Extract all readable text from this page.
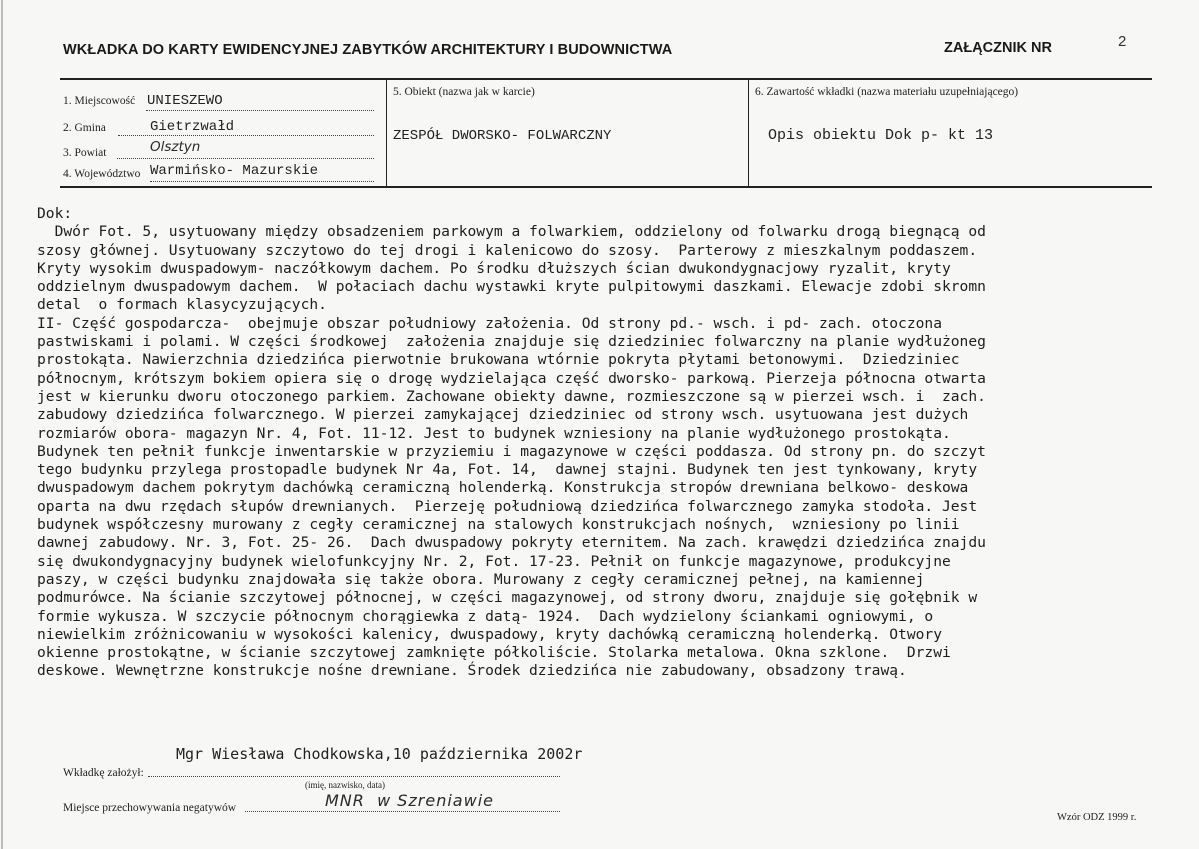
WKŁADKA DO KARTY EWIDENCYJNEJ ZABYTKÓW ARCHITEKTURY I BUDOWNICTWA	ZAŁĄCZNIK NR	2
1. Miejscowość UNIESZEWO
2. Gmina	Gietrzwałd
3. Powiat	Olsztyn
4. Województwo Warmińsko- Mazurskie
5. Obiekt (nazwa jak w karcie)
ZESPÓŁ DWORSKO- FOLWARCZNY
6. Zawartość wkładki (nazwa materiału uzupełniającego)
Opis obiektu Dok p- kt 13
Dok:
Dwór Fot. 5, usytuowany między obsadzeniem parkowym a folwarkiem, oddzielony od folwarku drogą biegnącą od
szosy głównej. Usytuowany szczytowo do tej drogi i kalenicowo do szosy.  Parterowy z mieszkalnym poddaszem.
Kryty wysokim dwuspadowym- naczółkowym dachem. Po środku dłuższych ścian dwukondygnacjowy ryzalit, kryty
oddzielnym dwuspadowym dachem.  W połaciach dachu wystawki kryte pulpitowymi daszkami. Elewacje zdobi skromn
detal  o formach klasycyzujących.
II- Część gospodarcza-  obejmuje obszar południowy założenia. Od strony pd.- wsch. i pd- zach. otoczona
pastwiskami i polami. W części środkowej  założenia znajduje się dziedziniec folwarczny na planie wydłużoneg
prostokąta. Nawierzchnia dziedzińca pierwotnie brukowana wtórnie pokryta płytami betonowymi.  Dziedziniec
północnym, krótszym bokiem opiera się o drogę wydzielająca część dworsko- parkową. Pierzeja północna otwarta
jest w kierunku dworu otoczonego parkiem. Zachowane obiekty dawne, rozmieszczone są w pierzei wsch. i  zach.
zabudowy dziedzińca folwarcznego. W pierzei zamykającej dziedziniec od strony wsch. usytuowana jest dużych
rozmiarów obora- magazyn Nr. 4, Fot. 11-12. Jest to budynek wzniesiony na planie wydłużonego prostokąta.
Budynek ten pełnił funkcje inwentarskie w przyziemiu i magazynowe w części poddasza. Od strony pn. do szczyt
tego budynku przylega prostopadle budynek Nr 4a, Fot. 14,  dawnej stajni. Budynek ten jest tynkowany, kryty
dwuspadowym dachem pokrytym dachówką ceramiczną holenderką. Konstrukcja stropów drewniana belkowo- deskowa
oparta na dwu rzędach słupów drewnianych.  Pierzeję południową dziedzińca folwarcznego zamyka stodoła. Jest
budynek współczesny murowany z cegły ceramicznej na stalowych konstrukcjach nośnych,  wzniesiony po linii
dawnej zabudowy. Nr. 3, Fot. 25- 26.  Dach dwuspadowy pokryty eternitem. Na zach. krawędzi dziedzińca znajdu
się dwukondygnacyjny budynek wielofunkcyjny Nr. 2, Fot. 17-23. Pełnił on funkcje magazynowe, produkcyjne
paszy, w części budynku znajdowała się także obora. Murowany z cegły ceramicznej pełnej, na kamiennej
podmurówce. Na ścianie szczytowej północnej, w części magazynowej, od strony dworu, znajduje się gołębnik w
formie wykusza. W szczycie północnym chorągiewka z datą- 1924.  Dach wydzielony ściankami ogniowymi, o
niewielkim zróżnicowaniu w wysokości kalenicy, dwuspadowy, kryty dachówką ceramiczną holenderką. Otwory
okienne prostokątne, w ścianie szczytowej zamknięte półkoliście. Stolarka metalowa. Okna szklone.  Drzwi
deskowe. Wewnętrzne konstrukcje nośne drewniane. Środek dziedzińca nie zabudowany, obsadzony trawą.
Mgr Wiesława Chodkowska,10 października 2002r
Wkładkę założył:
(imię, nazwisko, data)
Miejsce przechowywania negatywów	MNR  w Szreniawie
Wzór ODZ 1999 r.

★ ★ ★ ★ ★

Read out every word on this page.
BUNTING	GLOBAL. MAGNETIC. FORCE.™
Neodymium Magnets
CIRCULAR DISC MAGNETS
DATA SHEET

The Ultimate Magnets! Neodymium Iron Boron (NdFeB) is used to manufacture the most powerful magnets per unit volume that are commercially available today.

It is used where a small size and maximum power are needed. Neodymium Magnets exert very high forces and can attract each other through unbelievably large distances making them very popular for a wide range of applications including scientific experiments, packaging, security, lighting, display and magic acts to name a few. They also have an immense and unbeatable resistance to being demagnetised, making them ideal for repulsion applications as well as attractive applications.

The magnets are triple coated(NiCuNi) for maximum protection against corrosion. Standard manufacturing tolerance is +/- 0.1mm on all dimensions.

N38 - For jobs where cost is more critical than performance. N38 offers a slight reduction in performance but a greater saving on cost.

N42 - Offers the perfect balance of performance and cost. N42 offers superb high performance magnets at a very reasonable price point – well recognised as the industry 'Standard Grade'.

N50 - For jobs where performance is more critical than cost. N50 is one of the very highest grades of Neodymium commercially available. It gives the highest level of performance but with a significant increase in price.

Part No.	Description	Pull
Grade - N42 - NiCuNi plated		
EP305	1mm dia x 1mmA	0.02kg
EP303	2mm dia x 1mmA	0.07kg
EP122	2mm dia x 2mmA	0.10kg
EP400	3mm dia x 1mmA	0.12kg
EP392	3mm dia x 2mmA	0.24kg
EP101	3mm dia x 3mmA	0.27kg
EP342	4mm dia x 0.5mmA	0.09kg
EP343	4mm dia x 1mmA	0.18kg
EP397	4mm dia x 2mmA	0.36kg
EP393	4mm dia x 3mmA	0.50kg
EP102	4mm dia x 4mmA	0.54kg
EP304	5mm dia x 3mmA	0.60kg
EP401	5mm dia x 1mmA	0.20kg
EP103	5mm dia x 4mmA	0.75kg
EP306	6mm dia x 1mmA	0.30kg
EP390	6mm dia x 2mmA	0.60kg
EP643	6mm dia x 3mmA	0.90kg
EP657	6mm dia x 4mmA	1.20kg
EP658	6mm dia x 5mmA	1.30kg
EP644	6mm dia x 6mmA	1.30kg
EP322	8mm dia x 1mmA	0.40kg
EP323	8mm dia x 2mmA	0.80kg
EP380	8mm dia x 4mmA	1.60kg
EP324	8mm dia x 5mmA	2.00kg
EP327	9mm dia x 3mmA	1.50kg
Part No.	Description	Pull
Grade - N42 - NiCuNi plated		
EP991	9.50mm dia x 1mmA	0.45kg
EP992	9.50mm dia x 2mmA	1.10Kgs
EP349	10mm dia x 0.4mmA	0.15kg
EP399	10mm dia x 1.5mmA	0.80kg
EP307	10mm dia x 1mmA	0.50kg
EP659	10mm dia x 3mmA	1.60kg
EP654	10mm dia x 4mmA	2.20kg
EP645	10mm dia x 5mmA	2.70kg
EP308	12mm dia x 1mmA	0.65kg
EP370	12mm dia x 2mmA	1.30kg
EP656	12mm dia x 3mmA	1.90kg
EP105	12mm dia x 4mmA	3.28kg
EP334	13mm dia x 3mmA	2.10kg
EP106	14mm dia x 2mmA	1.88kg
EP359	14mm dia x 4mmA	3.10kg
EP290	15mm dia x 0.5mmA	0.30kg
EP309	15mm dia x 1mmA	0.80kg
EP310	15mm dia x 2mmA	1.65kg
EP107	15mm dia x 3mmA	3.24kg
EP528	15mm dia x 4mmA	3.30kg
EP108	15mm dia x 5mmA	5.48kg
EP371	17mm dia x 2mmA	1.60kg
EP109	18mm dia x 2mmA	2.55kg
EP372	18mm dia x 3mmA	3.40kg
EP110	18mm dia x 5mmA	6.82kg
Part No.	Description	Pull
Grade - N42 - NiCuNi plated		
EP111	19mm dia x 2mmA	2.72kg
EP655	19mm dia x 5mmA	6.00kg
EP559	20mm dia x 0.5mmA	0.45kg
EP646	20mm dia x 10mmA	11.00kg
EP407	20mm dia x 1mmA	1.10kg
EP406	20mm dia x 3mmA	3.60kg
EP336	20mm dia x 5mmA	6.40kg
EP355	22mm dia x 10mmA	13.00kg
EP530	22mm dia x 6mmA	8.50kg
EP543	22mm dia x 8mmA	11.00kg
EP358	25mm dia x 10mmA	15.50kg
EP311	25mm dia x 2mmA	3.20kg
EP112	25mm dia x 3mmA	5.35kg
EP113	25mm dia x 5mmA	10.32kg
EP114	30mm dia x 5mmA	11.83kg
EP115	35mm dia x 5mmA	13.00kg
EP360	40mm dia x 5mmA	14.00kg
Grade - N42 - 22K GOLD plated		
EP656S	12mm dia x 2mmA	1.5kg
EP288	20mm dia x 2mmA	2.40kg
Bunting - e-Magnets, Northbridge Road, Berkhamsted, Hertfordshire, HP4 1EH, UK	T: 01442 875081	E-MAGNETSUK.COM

★ ★ ★ ★ ★

GIVEN TASK =>
Using the material above, copy every line in which the string "części" occurs.

SOLVED EXERCISE =>
pastwiskami i polami. W części środkowej  założenia znajduje się dziedziniec folwarczny na planie wydłużoneg
Budynek ten pełnił funkcje inwentarskie w przyziemiu i magazynowe w części poddasza. Od strony pn. do szczyt
paszy, w części budynku znajdowała się także obora. Murowany z cegły ceramicznej pełnej, na kamiennej
podmurówce. Na ścianie szczytowej północnej, w części magazynowej, od strony dworu, znajduje się gołębnik w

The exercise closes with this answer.